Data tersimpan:
========

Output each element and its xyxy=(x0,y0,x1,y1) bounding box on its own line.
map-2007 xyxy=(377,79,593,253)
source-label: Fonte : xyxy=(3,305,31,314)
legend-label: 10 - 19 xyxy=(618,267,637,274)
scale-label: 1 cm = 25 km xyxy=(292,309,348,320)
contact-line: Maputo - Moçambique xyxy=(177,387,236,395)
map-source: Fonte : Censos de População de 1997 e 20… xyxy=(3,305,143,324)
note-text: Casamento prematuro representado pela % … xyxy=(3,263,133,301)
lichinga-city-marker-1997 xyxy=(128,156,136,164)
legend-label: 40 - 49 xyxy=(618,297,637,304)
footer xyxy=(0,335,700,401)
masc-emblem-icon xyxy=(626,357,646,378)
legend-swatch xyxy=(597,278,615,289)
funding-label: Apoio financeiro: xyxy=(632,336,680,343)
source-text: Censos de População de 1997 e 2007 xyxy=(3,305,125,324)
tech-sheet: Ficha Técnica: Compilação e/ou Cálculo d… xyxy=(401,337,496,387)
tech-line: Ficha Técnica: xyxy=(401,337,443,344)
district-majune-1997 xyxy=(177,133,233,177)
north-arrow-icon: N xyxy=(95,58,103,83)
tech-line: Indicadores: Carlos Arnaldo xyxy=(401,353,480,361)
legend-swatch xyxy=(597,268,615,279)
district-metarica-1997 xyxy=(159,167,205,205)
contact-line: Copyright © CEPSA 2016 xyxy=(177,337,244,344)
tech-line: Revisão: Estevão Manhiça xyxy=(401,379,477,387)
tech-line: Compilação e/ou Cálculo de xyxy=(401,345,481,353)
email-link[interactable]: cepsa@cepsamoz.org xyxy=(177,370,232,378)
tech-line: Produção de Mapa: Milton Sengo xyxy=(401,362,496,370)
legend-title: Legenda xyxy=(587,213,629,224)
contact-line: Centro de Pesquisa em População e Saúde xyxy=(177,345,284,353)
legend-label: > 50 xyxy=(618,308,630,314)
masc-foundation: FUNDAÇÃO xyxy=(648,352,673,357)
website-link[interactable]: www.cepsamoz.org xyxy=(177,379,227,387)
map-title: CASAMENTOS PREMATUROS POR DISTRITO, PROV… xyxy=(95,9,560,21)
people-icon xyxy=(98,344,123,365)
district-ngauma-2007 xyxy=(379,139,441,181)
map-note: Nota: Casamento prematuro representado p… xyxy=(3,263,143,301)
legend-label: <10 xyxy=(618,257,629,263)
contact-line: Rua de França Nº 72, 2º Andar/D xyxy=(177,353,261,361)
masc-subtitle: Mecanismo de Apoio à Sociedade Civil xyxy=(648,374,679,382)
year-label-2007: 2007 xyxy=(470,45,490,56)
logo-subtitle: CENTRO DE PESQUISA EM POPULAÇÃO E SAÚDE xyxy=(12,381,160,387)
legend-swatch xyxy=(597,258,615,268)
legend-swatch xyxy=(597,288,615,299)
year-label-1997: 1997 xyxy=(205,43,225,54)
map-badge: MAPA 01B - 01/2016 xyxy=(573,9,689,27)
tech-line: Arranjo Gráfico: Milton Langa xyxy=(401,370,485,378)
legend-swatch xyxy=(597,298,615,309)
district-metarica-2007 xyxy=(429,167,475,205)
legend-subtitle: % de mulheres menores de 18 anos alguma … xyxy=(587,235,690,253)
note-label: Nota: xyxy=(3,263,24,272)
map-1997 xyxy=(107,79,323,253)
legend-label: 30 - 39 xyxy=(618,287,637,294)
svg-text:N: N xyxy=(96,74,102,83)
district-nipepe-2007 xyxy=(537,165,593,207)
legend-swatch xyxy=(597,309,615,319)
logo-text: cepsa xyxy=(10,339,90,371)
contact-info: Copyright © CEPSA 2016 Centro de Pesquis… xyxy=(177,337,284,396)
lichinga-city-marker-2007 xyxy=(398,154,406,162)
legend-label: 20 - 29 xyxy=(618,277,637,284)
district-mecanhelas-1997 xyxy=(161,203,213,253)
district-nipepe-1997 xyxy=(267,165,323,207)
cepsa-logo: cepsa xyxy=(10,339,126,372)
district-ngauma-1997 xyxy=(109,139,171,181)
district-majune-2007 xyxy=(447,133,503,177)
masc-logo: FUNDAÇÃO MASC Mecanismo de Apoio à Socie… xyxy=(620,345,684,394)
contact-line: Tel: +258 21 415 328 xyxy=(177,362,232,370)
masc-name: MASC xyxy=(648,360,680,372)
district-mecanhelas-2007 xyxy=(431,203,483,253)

========

Susun semua baris dalam data di atas menjadi daftar bernomor, tanpa baris kosong.

HASIL TUGAS:
1. Output each element and its xyxy=(x0,y0,x1,y1) bounding box on its own line.
2. map-2007 xyxy=(377,79,593,253)
3. source-label: Fonte : xyxy=(3,305,31,314)
4. legend-label: 10 - 19 xyxy=(618,267,637,274)
5. scale-label: 1 cm = 25 km xyxy=(292,309,348,320)
6. contact-line: Maputo - Moçambique xyxy=(177,387,236,395)
7. map-source: Fonte : Censos de População de 1997 e 20… xyxy=(3,305,143,324)
8. note-text: Casamento prematuro representado pela % … xyxy=(3,263,133,301)
9. lichinga-city-marker-1997 xyxy=(128,156,136,164)
10. legend-label: 40 - 49 xyxy=(618,297,637,304)
11. footer xyxy=(0,335,700,401)
12. masc-emblem-icon xyxy=(626,357,646,378)
13. legend-swatch xyxy=(597,278,615,289)
14. funding-label: Apoio financeiro: xyxy=(632,336,680,343)
15. source-text: Censos de População de 1997 e 2007 xyxy=(3,305,125,324)
16. tech-sheet: Ficha Técnica: Compilação e/ou Cálculo d… xyxy=(401,337,496,387)
17. tech-line: Ficha Técnica: xyxy=(401,337,443,344)
18. district-majune-1997 xyxy=(177,133,233,177)
19. north-arrow-icon: N xyxy=(95,58,103,83)
20. tech-line: Indicadores: Carlos Arnaldo xyxy=(401,353,480,361)
21. legend-swatch xyxy=(597,268,615,279)
22. district-metarica-1997 xyxy=(159,167,205,205)
23. contact-line: Copyright © CEPSA 2016 xyxy=(177,337,244,344)
24. tech-line: Revisão: Estevão Manhiça xyxy=(401,379,477,387)
25. tech-line: Compilação e/ou Cálculo de xyxy=(401,345,481,353)
26. email-link[interactable]: cepsa@cepsamoz.org xyxy=(177,370,232,378)
27. tech-line: Produção de Mapa: Milton Sengo xyxy=(401,362,496,370)
28. legend-title: Legenda xyxy=(587,213,629,224)
29. contact-line: Centro de Pesquisa em População e Saúde xyxy=(177,345,284,353)
30. legend-label: > 50 xyxy=(618,308,630,314)
31. masc-foundation: FUNDAÇÃO xyxy=(648,352,673,357)
32. website-link[interactable]: www.cepsamoz.org xyxy=(177,379,227,387)
33. map-title: CASAMENTOS PREMATUROS POR DISTRITO, PROV… xyxy=(95,9,560,21)
34. people-icon xyxy=(98,344,123,365)
35. district-ngauma-2007 xyxy=(379,139,441,181)
36. map-note: Nota: Casamento prematuro representado p… xyxy=(3,263,143,301)
37. legend-label: <10 xyxy=(618,257,629,263)
38. contact-line: Rua de França Nº 72, 2º Andar/D xyxy=(177,353,261,361)
39. masc-subtitle: Mecanismo de Apoio à Sociedade Civil xyxy=(648,374,679,382)
40. year-label-2007: 2007 xyxy=(470,45,490,56)
41. logo-subtitle: CENTRO DE PESQUISA EM POPULAÇÃO E SAÚDE xyxy=(12,381,160,387)
42. legend-swatch xyxy=(597,258,615,268)
43. legend-swatch xyxy=(597,288,615,299)
44. year-label-1997: 1997 xyxy=(205,43,225,54)
45. map-badge: MAPA 01B - 01/2016 xyxy=(573,9,689,27)
46. tech-line: Arranjo Gráfico: Milton Langa xyxy=(401,370,485,378)
47. legend-swatch xyxy=(597,298,615,309)
48. district-metarica-2007 xyxy=(429,167,475,205)
49. legend-subtitle: % de mulheres menores de 18 anos alguma … xyxy=(587,235,690,253)
50. note-label: Nota: xyxy=(3,263,24,272)
51. map-1997 xyxy=(107,79,323,253)
52. legend-label: 30 - 39 xyxy=(618,287,637,294)
53. svg-text:N: N xyxy=(96,74,102,83)
54. district-nipepe-2007 xyxy=(537,165,593,207)
55. legend-swatch xyxy=(597,309,615,319)
56. logo-text: cepsa xyxy=(10,339,90,371)
57. contact-info: Copyright © CEPSA 2016 Centro de Pesquis… xyxy=(177,337,284,396)
58. lichinga-city-marker-2007 xyxy=(398,154,406,162)
59. legend-label: 20 - 29 xyxy=(618,277,637,284)
60. district-mecanhelas-1997 xyxy=(161,203,213,253)
61. district-nipepe-1997 xyxy=(267,165,323,207)
62. cepsa-logo: cepsa xyxy=(10,339,126,372)
63. district-ngauma-1997 xyxy=(109,139,171,181)
64. district-majune-2007 xyxy=(447,133,503,177)
65. masc-logo: FUNDAÇÃO MASC Mecanismo de Apoio à Socie… xyxy=(620,345,684,394)
66. contact-line: Tel: +258 21 415 328 xyxy=(177,362,232,370)
67. masc-name: MASC xyxy=(648,360,680,372)
68. district-mecanhelas-2007 xyxy=(431,203,483,253)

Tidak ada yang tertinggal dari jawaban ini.